--- START ---

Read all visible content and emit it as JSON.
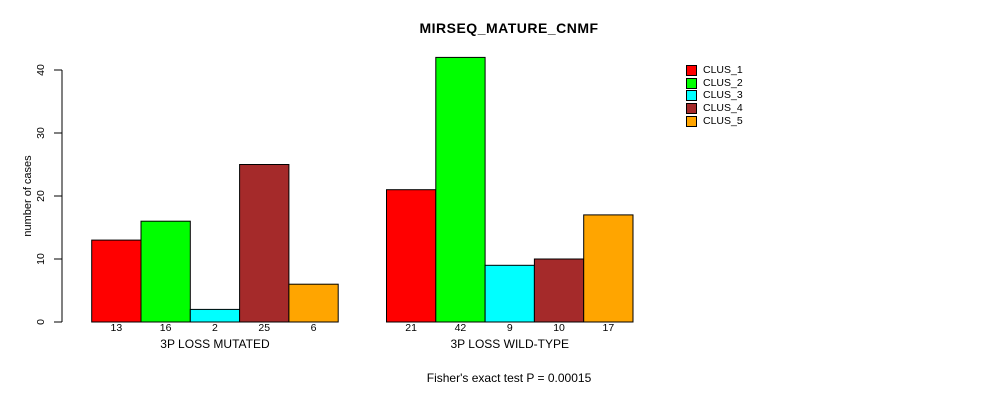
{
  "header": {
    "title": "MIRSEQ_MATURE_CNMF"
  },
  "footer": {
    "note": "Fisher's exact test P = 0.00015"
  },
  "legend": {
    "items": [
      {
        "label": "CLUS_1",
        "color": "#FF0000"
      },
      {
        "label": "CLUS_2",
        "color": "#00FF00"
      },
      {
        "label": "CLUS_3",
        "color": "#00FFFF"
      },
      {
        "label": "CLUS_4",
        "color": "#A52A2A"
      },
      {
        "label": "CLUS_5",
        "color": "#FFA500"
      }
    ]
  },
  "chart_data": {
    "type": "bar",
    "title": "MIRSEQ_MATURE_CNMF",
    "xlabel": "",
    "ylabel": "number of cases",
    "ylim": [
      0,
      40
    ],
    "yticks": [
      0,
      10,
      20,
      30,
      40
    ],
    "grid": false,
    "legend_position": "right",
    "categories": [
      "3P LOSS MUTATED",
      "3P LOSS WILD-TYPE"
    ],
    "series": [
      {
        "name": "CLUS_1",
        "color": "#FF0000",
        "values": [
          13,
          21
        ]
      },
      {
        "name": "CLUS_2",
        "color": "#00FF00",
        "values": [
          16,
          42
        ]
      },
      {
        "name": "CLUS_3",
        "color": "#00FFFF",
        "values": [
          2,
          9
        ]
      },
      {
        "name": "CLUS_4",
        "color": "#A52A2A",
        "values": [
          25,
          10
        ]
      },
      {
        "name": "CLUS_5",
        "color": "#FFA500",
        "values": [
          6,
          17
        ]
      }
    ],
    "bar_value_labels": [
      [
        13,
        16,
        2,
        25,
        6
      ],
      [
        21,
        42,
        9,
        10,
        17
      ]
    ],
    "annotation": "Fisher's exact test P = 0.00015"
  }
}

--- END ---

**Exercise goal**. All preceding records should be duplicated verbatim, images excepted.

**Task answer**.
Read all visible content and emit it as JSON.
{
  "header": {
    "title": "MIRSEQ_MATURE_CNMF"
  },
  "footer": {
    "note": "Fisher's exact test P = 0.00015"
  },
  "legend": {
    "items": [
      {
        "label": "CLUS_1",
        "color": "#FF0000"
      },
      {
        "label": "CLUS_2",
        "color": "#00FF00"
      },
      {
        "label": "CLUS_3",
        "color": "#00FFFF"
      },
      {
        "label": "CLUS_4",
        "color": "#A52A2A"
      },
      {
        "label": "CLUS_5",
        "color": "#FFA500"
      }
    ]
  },
  "chart_data": {
    "type": "bar",
    "title": "MIRSEQ_MATURE_CNMF",
    "xlabel": "",
    "ylabel": "number of cases",
    "ylim": [
      0,
      40
    ],
    "yticks": [
      0,
      10,
      20,
      30,
      40
    ],
    "grid": false,
    "legend_position": "right",
    "categories": [
      "3P LOSS MUTATED",
      "3P LOSS WILD-TYPE"
    ],
    "series": [
      {
        "name": "CLUS_1",
        "color": "#FF0000",
        "values": [
          13,
          21
        ]
      },
      {
        "name": "CLUS_2",
        "color": "#00FF00",
        "values": [
          16,
          42
        ]
      },
      {
        "name": "CLUS_3",
        "color": "#00FFFF",
        "values": [
          2,
          9
        ]
      },
      {
        "name": "CLUS_4",
        "color": "#A52A2A",
        "values": [
          25,
          10
        ]
      },
      {
        "name": "CLUS_5",
        "color": "#FFA500",
        "values": [
          6,
          17
        ]
      }
    ],
    "bar_value_labels": [
      [
        13,
        16,
        2,
        25,
        6
      ],
      [
        21,
        42,
        9,
        10,
        17
      ]
    ],
    "annotation": "Fisher's exact test P = 0.00015"
  }
}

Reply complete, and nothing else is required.